EXERCISE DIRECTIONS |
Go through the records below line by line, counting those that contain the word "gefördert"; answer with the count only.
DATA EXTRACTS section start
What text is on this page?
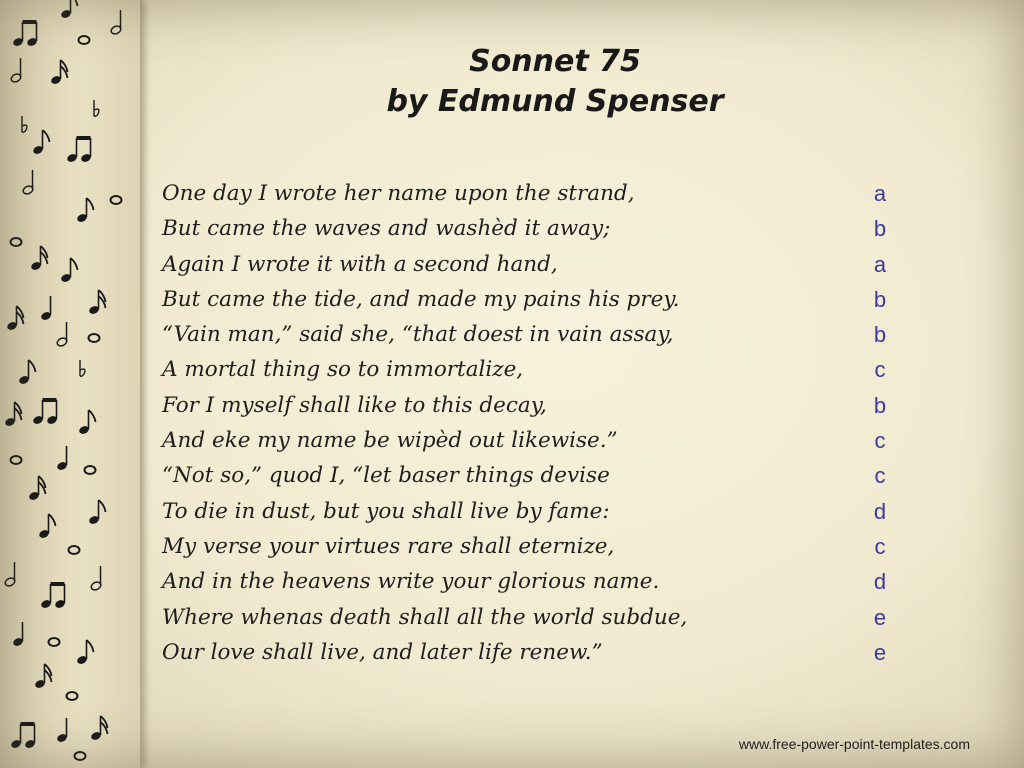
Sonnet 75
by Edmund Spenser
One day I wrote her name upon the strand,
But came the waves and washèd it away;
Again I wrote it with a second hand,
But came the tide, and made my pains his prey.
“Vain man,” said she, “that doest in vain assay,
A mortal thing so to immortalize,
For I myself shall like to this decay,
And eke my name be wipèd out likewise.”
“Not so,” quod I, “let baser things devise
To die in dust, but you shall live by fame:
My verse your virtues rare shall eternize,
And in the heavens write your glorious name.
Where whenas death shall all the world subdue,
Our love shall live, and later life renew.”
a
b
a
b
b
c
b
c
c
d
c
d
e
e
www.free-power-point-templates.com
DATA EXTRACTS section end
DATA EXTRACTS section start
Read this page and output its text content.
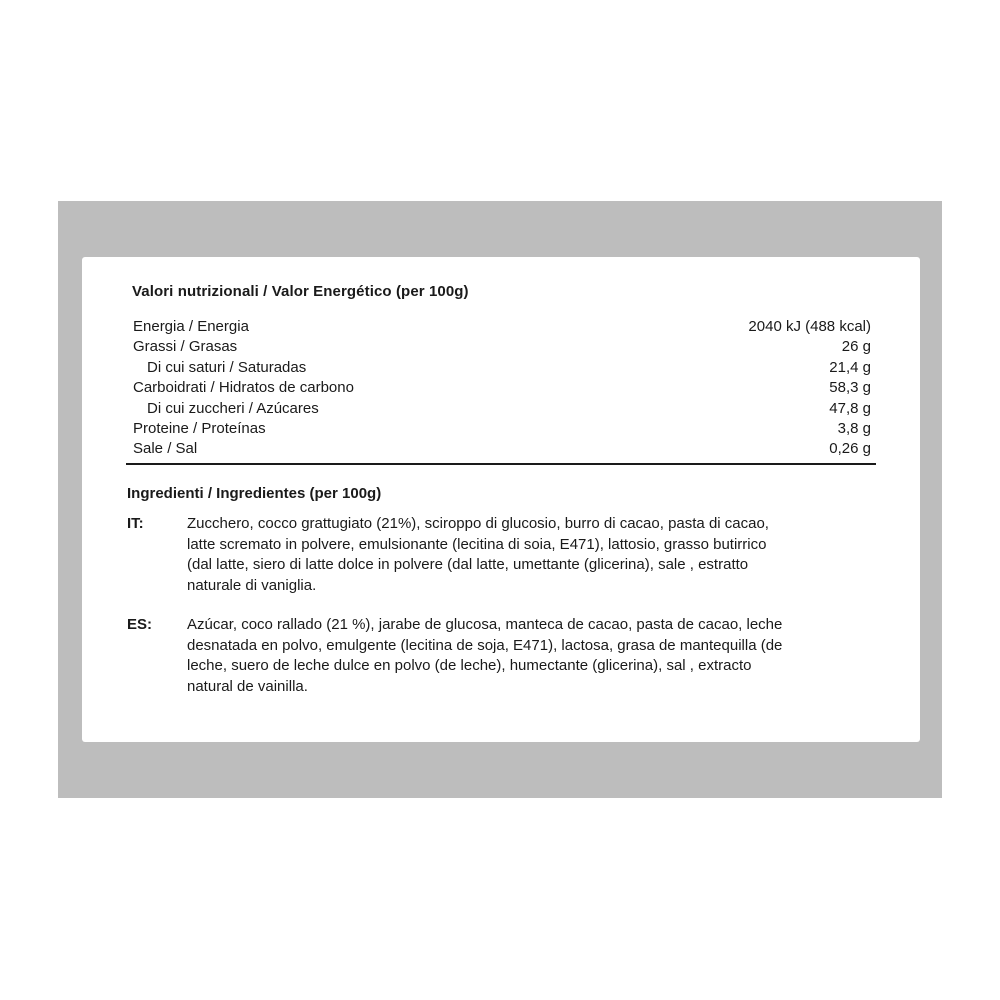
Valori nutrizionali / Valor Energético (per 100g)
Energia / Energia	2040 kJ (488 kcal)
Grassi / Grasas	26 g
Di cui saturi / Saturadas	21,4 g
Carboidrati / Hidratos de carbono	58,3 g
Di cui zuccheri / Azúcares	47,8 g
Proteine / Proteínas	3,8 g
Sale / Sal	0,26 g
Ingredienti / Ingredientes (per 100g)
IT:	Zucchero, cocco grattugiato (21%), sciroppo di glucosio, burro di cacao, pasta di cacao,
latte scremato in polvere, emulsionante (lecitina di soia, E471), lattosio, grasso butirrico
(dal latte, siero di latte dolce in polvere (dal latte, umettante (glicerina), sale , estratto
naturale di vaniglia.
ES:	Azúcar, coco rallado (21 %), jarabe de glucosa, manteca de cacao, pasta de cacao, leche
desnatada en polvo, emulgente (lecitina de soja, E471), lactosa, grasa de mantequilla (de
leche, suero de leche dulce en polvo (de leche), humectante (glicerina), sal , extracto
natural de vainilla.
DATA EXTRACTS section end
DATA EXTRACTS section start
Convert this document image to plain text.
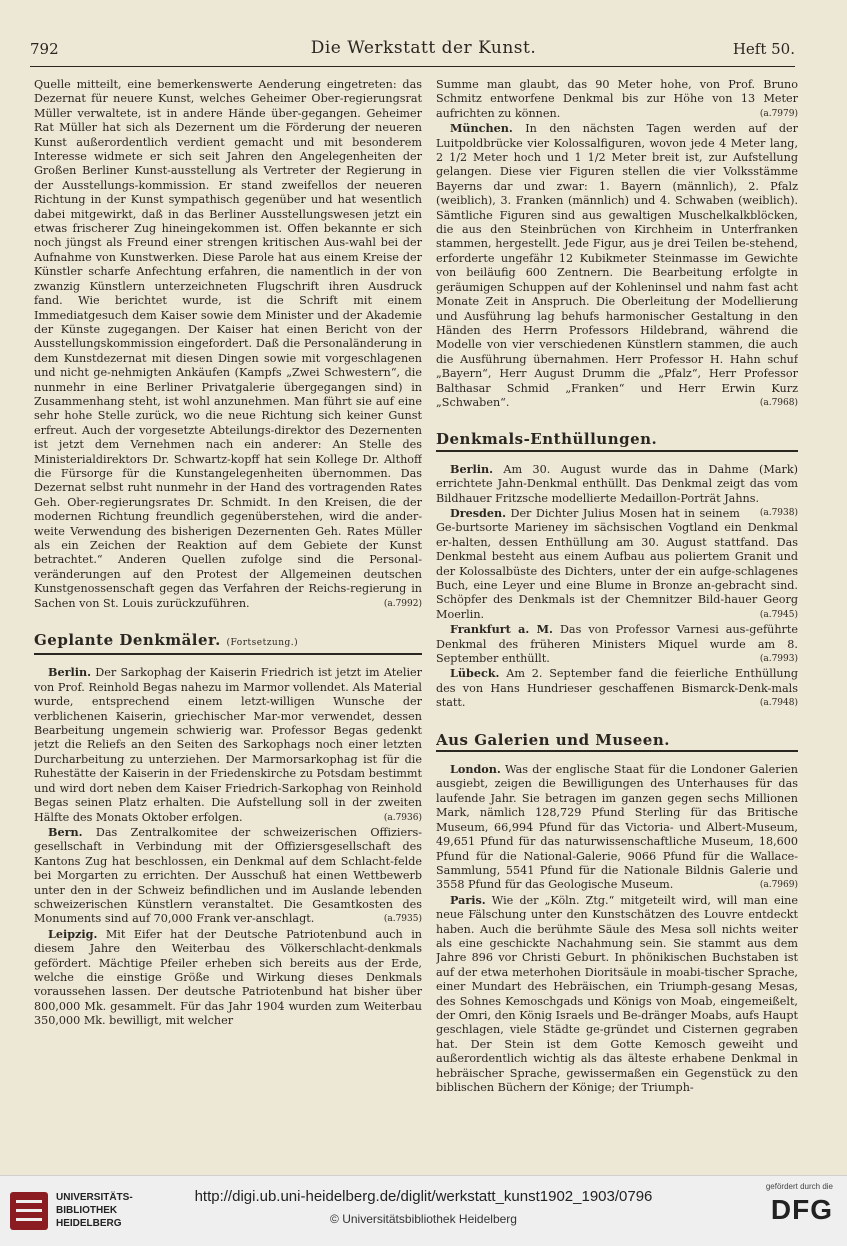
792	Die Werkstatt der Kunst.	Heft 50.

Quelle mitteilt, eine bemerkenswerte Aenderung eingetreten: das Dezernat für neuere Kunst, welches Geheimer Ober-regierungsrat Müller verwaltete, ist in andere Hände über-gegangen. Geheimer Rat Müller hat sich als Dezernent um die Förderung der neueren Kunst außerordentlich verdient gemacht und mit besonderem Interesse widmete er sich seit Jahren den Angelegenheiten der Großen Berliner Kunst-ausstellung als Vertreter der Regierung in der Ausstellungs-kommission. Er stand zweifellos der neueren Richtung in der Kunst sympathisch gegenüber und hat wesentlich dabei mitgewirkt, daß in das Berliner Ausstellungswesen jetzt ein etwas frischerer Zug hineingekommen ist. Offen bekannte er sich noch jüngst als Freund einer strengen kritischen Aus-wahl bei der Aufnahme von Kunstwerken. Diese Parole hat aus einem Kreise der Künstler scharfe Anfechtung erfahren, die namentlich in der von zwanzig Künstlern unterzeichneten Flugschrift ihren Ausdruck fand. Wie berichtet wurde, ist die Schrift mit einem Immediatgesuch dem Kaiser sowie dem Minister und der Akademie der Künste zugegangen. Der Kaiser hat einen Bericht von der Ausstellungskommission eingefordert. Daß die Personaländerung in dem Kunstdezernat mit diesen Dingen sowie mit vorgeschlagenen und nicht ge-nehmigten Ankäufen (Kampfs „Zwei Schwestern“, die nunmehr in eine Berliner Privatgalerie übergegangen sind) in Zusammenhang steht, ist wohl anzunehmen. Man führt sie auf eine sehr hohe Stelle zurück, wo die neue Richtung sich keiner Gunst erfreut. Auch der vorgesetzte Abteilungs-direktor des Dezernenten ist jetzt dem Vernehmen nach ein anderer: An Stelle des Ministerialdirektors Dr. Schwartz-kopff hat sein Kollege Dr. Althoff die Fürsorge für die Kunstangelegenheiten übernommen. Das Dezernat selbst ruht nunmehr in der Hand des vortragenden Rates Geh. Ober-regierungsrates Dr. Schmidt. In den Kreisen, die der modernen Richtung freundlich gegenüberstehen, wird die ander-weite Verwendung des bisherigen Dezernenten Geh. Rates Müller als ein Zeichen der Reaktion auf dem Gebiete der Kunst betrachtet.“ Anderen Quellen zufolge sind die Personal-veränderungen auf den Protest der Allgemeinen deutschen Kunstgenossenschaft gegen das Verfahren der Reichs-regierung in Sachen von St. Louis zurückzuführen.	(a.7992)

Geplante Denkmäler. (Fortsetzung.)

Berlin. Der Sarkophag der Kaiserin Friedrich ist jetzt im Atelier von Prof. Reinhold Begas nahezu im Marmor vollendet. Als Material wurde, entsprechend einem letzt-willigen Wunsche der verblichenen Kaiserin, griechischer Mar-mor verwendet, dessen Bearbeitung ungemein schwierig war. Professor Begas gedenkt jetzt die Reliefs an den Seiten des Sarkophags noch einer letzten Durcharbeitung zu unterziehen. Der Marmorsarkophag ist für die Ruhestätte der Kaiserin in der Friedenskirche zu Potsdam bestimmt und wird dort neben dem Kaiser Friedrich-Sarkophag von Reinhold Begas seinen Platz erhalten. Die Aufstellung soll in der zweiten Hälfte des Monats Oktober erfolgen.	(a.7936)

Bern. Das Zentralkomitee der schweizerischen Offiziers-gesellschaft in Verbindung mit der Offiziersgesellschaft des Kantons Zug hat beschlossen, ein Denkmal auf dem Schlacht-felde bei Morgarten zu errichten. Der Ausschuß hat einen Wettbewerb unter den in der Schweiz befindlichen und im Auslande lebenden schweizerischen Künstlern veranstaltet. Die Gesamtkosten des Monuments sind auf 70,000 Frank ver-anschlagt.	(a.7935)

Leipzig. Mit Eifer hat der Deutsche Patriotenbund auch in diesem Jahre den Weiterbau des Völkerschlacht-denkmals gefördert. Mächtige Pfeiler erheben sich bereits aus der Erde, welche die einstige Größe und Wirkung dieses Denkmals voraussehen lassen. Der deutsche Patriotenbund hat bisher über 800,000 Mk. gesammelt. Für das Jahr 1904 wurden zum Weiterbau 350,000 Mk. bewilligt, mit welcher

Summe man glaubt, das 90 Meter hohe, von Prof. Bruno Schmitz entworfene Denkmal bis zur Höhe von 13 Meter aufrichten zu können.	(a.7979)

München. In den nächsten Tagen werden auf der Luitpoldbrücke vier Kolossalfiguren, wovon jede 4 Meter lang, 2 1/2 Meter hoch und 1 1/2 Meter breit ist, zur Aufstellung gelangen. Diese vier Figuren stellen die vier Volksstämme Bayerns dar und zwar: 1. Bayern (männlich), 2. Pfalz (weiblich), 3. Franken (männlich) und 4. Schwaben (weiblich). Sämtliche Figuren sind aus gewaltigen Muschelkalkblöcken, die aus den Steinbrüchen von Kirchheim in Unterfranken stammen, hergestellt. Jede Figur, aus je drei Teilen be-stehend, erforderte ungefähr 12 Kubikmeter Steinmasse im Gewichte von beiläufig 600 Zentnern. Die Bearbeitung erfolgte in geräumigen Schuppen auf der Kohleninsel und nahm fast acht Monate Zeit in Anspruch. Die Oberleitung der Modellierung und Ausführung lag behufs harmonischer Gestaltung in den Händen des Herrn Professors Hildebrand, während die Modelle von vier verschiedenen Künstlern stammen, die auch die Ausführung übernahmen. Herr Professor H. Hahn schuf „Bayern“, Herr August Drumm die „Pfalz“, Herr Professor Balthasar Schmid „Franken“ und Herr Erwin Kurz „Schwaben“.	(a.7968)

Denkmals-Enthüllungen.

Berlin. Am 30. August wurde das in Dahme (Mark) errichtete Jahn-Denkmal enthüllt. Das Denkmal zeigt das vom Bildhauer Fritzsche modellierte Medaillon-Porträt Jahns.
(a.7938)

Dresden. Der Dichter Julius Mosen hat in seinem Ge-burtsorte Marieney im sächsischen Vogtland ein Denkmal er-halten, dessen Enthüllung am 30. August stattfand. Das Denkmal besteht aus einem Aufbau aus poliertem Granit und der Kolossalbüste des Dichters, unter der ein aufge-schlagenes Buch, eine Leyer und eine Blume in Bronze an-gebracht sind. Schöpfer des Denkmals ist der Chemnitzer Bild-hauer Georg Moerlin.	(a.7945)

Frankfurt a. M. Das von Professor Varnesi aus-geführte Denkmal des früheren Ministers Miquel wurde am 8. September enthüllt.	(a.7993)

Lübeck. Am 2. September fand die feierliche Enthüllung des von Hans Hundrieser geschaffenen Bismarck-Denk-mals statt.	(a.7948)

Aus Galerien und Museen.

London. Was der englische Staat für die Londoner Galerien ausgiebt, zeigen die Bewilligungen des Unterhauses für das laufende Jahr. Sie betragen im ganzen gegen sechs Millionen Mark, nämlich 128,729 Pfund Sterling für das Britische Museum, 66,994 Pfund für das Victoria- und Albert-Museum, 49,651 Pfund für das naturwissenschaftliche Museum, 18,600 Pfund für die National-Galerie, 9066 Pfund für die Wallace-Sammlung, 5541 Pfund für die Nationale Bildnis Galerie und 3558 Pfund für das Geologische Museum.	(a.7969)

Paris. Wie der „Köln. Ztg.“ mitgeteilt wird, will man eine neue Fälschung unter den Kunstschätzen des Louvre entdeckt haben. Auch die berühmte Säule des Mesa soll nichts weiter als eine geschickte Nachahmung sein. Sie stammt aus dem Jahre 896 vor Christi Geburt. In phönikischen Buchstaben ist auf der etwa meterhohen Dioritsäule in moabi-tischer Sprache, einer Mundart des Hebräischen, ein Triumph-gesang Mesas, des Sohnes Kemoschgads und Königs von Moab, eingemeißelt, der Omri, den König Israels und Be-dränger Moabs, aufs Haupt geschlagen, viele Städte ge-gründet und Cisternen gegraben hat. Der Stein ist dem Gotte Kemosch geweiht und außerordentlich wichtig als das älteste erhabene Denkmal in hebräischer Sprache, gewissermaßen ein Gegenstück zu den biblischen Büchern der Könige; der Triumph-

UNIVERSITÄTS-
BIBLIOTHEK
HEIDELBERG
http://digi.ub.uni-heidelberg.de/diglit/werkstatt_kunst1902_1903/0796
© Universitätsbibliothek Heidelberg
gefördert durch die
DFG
DATA EXTRACTS section end
SOLVED PROBLEM |
2